**Data for processing**

**********

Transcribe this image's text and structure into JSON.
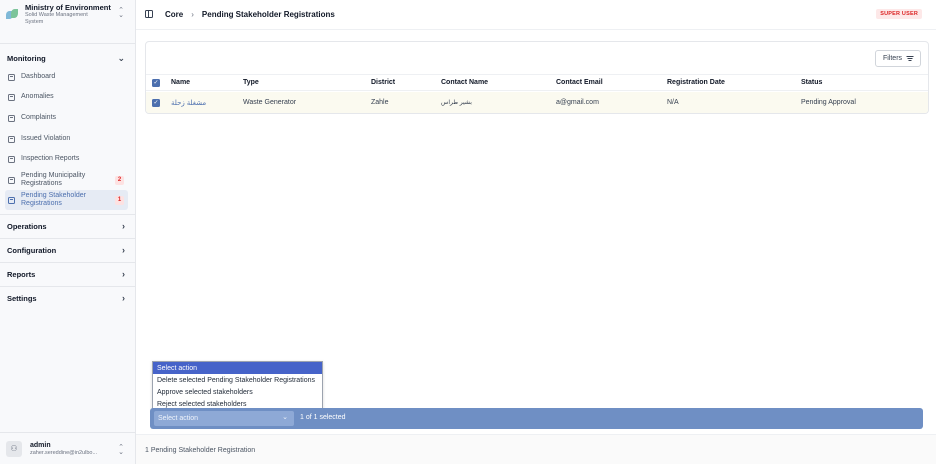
{
  "brand": {
    "title": "Ministry of Environment",
    "subtitle_line1": "Solid Waste Management",
    "subtitle_line2": "System"
  },
  "sidebar": {
    "monitoring_label": "Monitoring",
    "items": [
      {
        "label": "Dashboard"
      },
      {
        "label": "Anomalies"
      },
      {
        "label": "Complaints"
      },
      {
        "label": "Issued Violation"
      },
      {
        "label": "Inspection Reports"
      },
      {
        "label_line1": "Pending Municipality",
        "label_line2": "Registrations",
        "badge": "2"
      },
      {
        "label_line1": "Pending Stakeholder",
        "label_line2": "Registrations",
        "badge": "1",
        "active": true
      }
    ],
    "sections": [
      {
        "label": "Operations"
      },
      {
        "label": "Configuration"
      },
      {
        "label": "Reports"
      },
      {
        "label": "Settings"
      }
    ]
  },
  "user": {
    "name": "admin",
    "email": "zaher.sereddine@in2ulbo..."
  },
  "header": {
    "crumb_root": "Core",
    "crumb_page": "Pending Stakeholder Registrations",
    "role_badge": "SUPER USER"
  },
  "toolbar": {
    "filters_label": "Filters"
  },
  "table": {
    "columns": [
      "Name",
      "Type",
      "District",
      "Contact Name",
      "Contact Email",
      "Registration Date",
      "Status"
    ],
    "rows": [
      [
        "مشغلة زحلة",
        "Waste Generator",
        "Zahle",
        "بشير طراس",
        "a@gmail.com",
        "N/A",
        "Pending Approval"
      ]
    ]
  },
  "actions": {
    "selected_option": "Select action",
    "options": [
      "Select action",
      "Delete selected Pending Stakeholder Registrations",
      "Approve selected stakeholders",
      "Reject selected stakeholders"
    ],
    "select_value": "Select action",
    "selection_count": "1 of 1 selected"
  },
  "footer": {
    "summary": "1 Pending Stakeholder Registration"
  },
  "colors": {
    "accent": "#4c6fae",
    "action_bar": "#6f8fc4",
    "badge_red": "#dc2626"
  }
}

**********

**What you need to do**
Repeat the data above exactly, but not the pictures.

**The output**
Transcribe this image's text and structure into JSON.
{
  "brand": {
    "title": "Ministry of Environment",
    "subtitle_line1": "Solid Waste Management",
    "subtitle_line2": "System"
  },
  "sidebar": {
    "monitoring_label": "Monitoring",
    "items": [
      {
        "label": "Dashboard"
      },
      {
        "label": "Anomalies"
      },
      {
        "label": "Complaints"
      },
      {
        "label": "Issued Violation"
      },
      {
        "label": "Inspection Reports"
      },
      {
        "label_line1": "Pending Municipality",
        "label_line2": "Registrations",
        "badge": "2"
      },
      {
        "label_line1": "Pending Stakeholder",
        "label_line2": "Registrations",
        "badge": "1",
        "active": true
      }
    ],
    "sections": [
      {
        "label": "Operations"
      },
      {
        "label": "Configuration"
      },
      {
        "label": "Reports"
      },
      {
        "label": "Settings"
      }
    ]
  },
  "user": {
    "name": "admin",
    "email": "zaher.sereddine@in2ulbo..."
  },
  "header": {
    "crumb_root": "Core",
    "crumb_page": "Pending Stakeholder Registrations",
    "role_badge": "SUPER USER"
  },
  "toolbar": {
    "filters_label": "Filters"
  },
  "table": {
    "columns": [
      "Name",
      "Type",
      "District",
      "Contact Name",
      "Contact Email",
      "Registration Date",
      "Status"
    ],
    "rows": [
      [
        "مشغلة زحلة",
        "Waste Generator",
        "Zahle",
        "بشير طراس",
        "a@gmail.com",
        "N/A",
        "Pending Approval"
      ]
    ]
  },
  "actions": {
    "selected_option": "Select action",
    "options": [
      "Select action",
      "Delete selected Pending Stakeholder Registrations",
      "Approve selected stakeholders",
      "Reject selected stakeholders"
    ],
    "select_value": "Select action",
    "selection_count": "1 of 1 selected"
  },
  "footer": {
    "summary": "1 Pending Stakeholder Registration"
  },
  "colors": {
    "accent": "#4c6fae",
    "action_bar": "#6f8fc4",
    "badge_red": "#dc2626"
  }
}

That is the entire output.